## begin Available records
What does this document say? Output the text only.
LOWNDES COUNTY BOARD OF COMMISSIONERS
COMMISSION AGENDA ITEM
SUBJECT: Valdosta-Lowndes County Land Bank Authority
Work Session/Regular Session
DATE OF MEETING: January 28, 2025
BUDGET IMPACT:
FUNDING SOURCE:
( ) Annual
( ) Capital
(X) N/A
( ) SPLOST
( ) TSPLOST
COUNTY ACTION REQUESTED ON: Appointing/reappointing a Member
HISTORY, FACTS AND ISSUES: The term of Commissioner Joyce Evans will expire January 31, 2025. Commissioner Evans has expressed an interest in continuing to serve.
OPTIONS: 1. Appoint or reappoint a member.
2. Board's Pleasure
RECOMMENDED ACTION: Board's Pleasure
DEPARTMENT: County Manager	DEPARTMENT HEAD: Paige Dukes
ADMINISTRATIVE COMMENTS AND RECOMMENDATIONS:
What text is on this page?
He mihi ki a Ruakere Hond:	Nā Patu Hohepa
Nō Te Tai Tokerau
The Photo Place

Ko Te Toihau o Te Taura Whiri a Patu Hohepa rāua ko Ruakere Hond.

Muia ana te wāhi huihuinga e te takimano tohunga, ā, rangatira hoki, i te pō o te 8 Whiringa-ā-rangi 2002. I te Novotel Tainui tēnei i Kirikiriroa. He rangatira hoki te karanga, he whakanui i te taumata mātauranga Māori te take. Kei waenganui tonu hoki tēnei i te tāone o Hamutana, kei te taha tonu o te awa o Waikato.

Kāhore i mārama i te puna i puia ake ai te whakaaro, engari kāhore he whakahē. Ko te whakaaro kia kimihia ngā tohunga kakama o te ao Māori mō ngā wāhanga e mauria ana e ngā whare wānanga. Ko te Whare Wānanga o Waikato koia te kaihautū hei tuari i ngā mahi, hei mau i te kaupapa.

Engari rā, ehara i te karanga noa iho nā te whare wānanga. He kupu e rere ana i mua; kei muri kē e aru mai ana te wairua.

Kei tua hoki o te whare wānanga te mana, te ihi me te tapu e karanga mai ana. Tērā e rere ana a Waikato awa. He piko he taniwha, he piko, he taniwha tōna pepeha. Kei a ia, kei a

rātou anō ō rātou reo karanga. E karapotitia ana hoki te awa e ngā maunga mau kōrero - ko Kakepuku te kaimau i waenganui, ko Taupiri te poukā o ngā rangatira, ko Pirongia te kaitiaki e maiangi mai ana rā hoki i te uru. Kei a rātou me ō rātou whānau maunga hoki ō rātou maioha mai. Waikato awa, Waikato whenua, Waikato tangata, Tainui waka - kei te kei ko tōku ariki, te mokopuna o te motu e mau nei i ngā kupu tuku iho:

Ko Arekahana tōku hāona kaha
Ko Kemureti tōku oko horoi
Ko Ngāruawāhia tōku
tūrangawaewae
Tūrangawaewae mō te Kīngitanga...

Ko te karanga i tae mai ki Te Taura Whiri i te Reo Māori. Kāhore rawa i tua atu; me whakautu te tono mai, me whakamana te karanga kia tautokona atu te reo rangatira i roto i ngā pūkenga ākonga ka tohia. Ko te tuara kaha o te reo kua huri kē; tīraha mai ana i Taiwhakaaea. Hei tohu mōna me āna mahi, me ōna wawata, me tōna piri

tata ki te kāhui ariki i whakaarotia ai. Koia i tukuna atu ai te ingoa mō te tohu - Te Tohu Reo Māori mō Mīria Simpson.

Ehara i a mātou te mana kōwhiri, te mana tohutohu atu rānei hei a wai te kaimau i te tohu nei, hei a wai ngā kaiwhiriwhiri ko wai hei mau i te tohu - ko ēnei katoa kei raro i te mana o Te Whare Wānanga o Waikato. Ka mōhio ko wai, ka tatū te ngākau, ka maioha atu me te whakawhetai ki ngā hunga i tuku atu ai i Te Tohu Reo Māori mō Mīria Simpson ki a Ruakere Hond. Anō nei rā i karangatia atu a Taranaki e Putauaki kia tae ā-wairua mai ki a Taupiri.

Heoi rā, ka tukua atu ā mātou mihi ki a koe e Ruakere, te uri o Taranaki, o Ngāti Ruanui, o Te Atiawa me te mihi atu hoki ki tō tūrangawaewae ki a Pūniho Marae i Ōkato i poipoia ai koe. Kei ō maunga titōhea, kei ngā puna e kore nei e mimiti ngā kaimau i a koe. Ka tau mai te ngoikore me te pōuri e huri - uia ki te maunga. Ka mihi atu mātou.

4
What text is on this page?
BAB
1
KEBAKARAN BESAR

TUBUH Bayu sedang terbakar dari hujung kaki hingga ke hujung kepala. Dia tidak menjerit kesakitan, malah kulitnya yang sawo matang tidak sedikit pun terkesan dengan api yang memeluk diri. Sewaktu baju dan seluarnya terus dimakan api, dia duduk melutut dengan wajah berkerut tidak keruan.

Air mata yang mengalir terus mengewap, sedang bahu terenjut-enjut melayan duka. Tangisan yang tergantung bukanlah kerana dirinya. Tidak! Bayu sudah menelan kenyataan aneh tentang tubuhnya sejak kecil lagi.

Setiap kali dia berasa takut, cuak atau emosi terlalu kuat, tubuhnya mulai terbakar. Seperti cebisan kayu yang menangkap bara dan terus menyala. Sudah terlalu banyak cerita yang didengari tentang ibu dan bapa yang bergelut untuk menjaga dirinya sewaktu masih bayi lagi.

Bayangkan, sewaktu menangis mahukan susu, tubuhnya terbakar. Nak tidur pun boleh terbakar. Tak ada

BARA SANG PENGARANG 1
## end Available records
* _Exercise_:
Show, from the listing above, each line that contains the word "Taupiri".

* _Answer in full_:
rātou anō ō rātou reo karanga. E karapotitia ana hoki te awa e ngā maunga mau kōrero - ko Kakepuku te kaimau i waenganui, ko Taupiri te poukā o ngā rangatira, ko Pirongia te kaitiaki e maiangi mai ana rā hoki i te uru. Kei a rātou me ō rātou whānau maunga hoki ō rātou maioha mai. Waikato awa, Waikato whenua, Waikato tangata, Tainui waka - kei te kei ko tōku ariki, te mokopuna o te motu e mau nei i ngā kupu tuku iho:
Ehara i a mātou te mana kōwhiri, te mana tohutohu atu rānei hei a wai te kaimau i te tohu nei, hei a wai ngā kaiwhiriwhiri ko wai hei mau i te tohu - ko ēnei katoa kei raro i te mana o Te Whare Wānanga o Waikato. Ka mōhio ko wai, ka tatū te ngākau, ka maioha atu me te whakawhetai ki ngā hunga i tuku atu ai i Te Tohu Reo Māori mō Mīria Simpson ki a Ruakere Hond. Anō nei rā i karangatia atu a Taranaki e Putauaki kia tae ā-wairua mai ki a Taupiri.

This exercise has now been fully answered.